Problem statement:
Find the lines containing the word "posição" and copy every one of them.

# Available records start

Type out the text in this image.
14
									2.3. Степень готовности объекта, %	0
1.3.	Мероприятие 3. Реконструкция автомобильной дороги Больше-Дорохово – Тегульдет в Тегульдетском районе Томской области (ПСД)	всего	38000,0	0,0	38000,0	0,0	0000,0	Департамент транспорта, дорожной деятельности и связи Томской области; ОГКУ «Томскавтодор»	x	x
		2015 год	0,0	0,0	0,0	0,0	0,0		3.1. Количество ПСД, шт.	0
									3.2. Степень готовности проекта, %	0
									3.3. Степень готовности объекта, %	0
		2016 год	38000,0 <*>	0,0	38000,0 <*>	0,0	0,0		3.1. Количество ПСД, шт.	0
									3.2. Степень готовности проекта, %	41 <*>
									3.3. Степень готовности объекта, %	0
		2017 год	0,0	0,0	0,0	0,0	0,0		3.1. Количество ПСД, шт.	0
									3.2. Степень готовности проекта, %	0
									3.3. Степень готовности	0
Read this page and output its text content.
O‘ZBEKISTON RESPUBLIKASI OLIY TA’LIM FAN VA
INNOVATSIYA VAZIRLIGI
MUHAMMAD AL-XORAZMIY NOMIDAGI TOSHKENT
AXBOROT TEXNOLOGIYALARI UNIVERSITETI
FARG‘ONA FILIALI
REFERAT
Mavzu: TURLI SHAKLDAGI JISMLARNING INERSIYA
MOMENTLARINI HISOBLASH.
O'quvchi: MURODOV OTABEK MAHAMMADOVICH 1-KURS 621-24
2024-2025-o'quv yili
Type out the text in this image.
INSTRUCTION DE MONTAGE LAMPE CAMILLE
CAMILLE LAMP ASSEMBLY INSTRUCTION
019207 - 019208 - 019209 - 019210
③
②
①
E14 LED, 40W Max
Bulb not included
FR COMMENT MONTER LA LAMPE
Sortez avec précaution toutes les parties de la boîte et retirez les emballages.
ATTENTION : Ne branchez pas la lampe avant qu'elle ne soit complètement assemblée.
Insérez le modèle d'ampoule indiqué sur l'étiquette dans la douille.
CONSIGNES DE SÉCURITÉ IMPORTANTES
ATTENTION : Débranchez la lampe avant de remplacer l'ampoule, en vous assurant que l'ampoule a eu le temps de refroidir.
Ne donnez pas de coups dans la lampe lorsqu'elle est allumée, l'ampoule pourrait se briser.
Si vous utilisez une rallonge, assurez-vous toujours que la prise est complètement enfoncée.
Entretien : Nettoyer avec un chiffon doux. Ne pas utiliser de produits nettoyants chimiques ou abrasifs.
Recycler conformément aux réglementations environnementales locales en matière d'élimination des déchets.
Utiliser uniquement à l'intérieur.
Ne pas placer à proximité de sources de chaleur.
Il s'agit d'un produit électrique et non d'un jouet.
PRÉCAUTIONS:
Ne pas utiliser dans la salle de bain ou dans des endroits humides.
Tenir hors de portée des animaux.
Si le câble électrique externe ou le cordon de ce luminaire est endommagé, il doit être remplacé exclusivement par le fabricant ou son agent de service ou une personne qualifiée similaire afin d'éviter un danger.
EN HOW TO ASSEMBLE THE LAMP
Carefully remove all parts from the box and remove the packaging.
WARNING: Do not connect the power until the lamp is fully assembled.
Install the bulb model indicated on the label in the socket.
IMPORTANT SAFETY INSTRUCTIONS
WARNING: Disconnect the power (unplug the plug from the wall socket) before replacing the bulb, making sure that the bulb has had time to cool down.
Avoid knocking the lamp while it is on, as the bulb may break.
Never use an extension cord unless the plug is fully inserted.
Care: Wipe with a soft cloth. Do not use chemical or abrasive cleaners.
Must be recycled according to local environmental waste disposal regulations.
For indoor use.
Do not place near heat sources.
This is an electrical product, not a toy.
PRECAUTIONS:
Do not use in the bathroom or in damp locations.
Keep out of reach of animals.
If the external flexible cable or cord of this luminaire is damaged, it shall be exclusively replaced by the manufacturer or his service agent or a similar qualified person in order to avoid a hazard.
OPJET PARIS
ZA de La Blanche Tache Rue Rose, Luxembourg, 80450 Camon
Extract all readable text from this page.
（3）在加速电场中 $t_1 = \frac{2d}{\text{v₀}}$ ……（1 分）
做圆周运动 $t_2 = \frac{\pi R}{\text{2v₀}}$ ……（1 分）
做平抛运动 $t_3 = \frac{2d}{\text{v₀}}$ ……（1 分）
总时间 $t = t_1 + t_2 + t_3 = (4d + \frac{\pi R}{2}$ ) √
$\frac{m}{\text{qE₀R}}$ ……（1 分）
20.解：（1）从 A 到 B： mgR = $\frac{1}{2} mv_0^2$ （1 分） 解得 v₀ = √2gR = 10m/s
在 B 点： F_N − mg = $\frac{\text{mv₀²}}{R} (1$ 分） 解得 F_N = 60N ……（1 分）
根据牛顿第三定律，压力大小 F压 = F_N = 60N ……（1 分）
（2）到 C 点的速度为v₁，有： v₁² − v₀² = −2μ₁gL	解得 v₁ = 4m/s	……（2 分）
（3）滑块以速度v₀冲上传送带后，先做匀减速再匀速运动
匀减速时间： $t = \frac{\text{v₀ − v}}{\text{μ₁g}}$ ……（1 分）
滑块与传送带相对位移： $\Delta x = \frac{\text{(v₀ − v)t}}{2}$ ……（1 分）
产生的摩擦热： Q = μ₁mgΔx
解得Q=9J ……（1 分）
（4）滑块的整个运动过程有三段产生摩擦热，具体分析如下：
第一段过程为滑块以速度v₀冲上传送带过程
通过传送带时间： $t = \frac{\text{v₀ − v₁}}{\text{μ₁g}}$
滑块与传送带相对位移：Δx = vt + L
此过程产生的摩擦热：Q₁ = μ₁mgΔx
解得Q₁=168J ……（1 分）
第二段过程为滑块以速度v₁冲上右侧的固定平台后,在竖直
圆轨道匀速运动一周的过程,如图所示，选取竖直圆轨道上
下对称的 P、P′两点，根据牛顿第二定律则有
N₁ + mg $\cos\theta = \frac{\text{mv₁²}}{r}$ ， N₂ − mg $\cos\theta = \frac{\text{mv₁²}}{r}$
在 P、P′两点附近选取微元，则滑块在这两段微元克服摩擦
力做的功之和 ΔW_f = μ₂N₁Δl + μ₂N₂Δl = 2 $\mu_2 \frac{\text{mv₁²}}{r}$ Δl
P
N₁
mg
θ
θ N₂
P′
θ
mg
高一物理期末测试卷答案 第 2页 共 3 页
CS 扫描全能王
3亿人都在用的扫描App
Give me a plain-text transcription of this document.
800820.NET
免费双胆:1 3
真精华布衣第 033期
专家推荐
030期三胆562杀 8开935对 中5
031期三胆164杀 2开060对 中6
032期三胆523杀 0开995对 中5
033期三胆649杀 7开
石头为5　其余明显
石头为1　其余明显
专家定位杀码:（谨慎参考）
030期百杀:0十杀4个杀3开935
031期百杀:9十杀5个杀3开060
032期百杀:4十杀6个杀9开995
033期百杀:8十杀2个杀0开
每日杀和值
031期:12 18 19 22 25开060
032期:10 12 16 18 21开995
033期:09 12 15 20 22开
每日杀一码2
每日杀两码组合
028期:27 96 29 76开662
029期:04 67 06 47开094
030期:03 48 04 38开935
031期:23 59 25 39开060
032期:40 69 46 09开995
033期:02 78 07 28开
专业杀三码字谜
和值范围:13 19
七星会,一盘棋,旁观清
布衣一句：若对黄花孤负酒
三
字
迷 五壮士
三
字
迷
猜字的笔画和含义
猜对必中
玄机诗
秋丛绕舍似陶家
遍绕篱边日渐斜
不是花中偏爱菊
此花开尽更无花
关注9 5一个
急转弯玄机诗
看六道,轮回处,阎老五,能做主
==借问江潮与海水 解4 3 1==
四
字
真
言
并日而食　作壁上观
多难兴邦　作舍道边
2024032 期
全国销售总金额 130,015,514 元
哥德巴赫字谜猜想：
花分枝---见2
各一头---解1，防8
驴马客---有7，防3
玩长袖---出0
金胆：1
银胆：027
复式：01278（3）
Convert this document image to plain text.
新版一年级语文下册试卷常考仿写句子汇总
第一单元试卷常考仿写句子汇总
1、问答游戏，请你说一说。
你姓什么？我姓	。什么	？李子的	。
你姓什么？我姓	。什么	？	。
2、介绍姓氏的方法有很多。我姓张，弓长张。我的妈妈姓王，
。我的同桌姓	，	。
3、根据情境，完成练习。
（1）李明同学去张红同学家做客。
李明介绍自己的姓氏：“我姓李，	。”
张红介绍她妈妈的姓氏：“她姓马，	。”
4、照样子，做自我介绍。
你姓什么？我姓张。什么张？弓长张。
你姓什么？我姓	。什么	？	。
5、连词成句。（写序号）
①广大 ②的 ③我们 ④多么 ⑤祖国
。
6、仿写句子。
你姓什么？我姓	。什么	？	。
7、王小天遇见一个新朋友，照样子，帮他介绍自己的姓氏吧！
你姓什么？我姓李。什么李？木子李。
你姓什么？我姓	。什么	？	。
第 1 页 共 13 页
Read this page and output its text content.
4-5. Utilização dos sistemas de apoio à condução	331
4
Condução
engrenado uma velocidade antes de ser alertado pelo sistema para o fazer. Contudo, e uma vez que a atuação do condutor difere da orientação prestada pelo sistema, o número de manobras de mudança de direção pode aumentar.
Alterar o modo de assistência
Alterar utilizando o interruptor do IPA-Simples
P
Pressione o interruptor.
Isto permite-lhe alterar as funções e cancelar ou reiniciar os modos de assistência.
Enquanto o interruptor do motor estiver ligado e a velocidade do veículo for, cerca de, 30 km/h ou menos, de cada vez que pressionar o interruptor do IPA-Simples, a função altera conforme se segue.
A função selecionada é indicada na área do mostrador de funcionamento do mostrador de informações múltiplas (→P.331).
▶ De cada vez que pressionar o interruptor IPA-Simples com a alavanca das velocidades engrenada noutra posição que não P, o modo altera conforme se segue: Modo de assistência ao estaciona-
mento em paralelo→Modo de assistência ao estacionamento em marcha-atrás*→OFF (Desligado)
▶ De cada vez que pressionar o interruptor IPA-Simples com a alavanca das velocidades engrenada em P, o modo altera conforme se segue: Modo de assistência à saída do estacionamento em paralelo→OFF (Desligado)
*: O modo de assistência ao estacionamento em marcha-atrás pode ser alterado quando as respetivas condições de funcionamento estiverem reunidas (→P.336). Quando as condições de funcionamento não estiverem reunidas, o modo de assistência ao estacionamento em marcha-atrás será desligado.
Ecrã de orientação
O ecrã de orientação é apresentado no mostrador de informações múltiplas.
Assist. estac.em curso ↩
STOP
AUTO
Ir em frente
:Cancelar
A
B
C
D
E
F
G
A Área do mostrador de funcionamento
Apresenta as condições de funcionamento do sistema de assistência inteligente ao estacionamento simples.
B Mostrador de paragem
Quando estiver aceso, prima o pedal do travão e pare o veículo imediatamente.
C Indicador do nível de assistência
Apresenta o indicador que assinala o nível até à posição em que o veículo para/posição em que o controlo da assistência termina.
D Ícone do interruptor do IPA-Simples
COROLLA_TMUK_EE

# Available records end

Output for this exercise:
▶ De cada vez que pressionar o interruptor IPA-Simples com a alavanca das velocidades engrenada noutra posição que não P, o modo altera conforme se segue: Modo de assistência ao estaciona-
Apresenta o indicador que assinala o nível até à posição em que o veículo para/posição em que o controlo da assistência termina.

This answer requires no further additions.